- Extract -

□ □ □ □ □ □ □

In this experiment we have a set of spaceships which fly from clock to clock.
- We have one spaceship which travels in a staightline and then back. The readings are from start to finish: 10, 20, 30, 40*, 50, 60, 70, 80.
- A different spaceship also in a straightline. The readings are: 15,30,45,60*, 75, 90, 105, 120.
  The point * is the furtest distance. When the clocks are the same clock (or point in space) then the second spaceship travels slower.
- A third spaceship travels in a circle. The readings are: 15,30,45,60*,75,90,105,120. That means the speed of #2 and #3 is the same, but the clocks visited are different.
The second thought experiment is exactly the same for each spaceshap as in the first experiment. The difference is that in each spaceship there is an identical clock.
- The readings for the first space ship are: 8,16,24,32*,40,48,56 and 64. That means when the space ship returns the final reading 64 as staying at home clock (80). That means the moving clock runs slower. How come?
  To explain that we assume that the speed of light in the rest frame in all directions is the same.
  In fact there are two different explanations because they depent how the clock functions i.e. about the direction of the parallel mirrors.
  1. When the clock operates with two parallel mirrors in the direction of motion then the time of the moving clock is t1 = gamma * t0. See Reflection 1 - Lorentz Contraction Specific Figure 3
  2. When the clock operates with two parallel mirrors perpendicular to the direction of motion then the time of the moving clock is t1 = gamma^2 * t0. See Reflection 2 - Moving Observer Specific Figure 8
The third thought experiment is rather different. We start with a train with has a length L. All the clocks are in the x direction and the difference between two clocks is also L. At the train there are two observers: One observer A at the front and one observer B at the back. That means the train starts between two clocks and both observers are at the same position as a clock. The train will also move in that direction.
The length of the train is 1000 units and the speed of the train is v=1 unit per count.
when the train starts we assume instantaneous speed v=1 and the readings of the Observer A at the front of the train, are for clock 1: 0, for clock 2: 1000, for clock 3: 2000, for clock 4: 3000, etc. The Question is will the observer B at the end also make the same observations?
train B-------->A --X---------X---------X---------X---------X clock 0 1 2 3 4
The issue is length contraction which is a function of the speed of the train. There are two possibilities?

□ □ □ □ □ □ □

- Data lines -
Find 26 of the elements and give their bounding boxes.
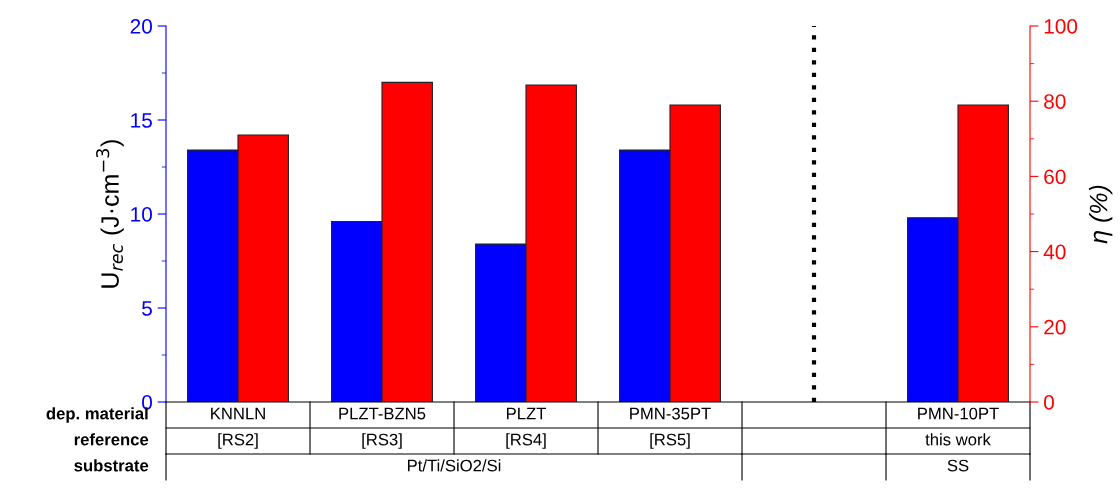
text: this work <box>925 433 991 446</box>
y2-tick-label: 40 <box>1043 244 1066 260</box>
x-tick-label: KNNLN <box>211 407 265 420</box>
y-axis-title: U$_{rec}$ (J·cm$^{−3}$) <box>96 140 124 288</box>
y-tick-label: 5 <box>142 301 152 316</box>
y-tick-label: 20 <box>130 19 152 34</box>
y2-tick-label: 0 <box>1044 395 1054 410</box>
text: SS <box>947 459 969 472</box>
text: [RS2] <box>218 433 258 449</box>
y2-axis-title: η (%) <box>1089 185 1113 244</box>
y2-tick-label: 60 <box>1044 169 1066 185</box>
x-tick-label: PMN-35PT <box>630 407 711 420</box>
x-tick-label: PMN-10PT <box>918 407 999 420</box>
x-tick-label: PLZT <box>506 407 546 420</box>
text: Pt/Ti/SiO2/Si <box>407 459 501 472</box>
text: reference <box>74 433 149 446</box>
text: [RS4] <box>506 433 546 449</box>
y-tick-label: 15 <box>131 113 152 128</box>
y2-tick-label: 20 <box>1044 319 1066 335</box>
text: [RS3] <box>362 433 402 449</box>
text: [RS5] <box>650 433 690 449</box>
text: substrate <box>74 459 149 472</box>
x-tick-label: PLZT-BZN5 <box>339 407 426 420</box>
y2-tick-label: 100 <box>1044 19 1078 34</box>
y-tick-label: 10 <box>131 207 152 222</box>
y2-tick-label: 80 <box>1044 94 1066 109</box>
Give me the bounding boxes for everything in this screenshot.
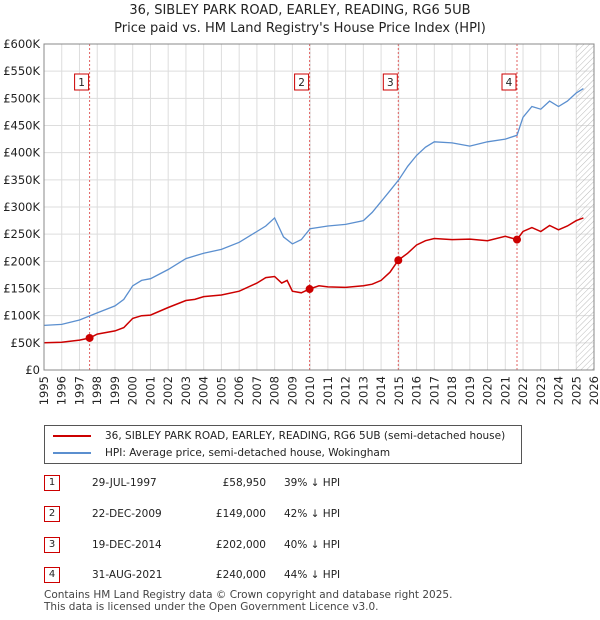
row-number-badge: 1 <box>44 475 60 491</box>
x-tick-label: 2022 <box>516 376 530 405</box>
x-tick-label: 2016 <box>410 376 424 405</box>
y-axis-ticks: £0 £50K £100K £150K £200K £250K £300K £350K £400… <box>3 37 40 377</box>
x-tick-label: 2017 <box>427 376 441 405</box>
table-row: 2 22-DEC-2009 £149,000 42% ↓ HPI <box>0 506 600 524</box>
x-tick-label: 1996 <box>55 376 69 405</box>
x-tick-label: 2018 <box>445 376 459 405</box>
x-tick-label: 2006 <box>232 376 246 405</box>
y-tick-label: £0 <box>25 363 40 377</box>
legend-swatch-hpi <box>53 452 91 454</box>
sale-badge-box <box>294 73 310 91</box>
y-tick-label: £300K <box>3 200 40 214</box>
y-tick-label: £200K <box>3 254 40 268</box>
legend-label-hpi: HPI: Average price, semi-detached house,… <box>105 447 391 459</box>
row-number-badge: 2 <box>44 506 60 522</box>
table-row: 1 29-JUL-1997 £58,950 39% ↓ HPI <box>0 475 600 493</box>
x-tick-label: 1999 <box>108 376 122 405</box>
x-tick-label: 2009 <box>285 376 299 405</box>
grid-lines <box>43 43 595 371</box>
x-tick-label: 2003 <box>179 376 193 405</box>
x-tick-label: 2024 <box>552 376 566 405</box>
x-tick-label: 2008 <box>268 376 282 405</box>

□ □ □ □ □ □ □

- Challenge 1 -
In the text on the spaceship and train clock thought experiments, how long is the train in the third experiment?
- Challenge 2 -
Carry on the text on the spaceship and train clock thought experiments from its final sentence.

- Expected answer 1 -
1000 units.

- Expected answer 2 -
- There is no length contraction. That means when Observer A is at clock 2, her readings will be 1000 and so will observer B at clock 1. When Observer A is at clock 3 the readings are 2000 and so for Observer B at clock 2
- There is length contraction. That means when Observer A is at clock 2, her readings will be 1000, but observer B has already passed clock 1 and is somewhere between clock 1 and 2. When there is a clock at that position B should read 1000, but there is no clock in between 1 and 2 but only at position 1 which B passed earlier. That means the reading of clock 1 should be less then 1000, suppose 800.
  When Observer A is at clock 3 her readings are 3000 but Observer B has already passed clock 2 earlier. Again the same logic as before but now her clock reading of clock 2 should be 1800.
  When Observer A is at clock 4 her readings are 4000 and observer B at clock 3 earlier her readings are 2800

Reflection 3 - Three thought experiments - part 2

In Reflection 2 - Three thought experiments - part 1 3 thought experiments are discussed. The issue is can you realistic perform the three experiments as a thought experiment solely in your mind and predict the outcome? The first thought experiment is not very special. The second thought experiment is more interesting. In that case you try to predict the final readings of two clocks, each on board a spaceship, of which one stays at home (point A). The second spaceship travels from A to B and back to A. The prediction is that the readings are different.
The third thought experiment also requires investigation. In that experiment the issue is length contraction. The problem is there is now simple way to predict that there is length contraction involved. IMO the simplest solution is: there is no length contraction observed.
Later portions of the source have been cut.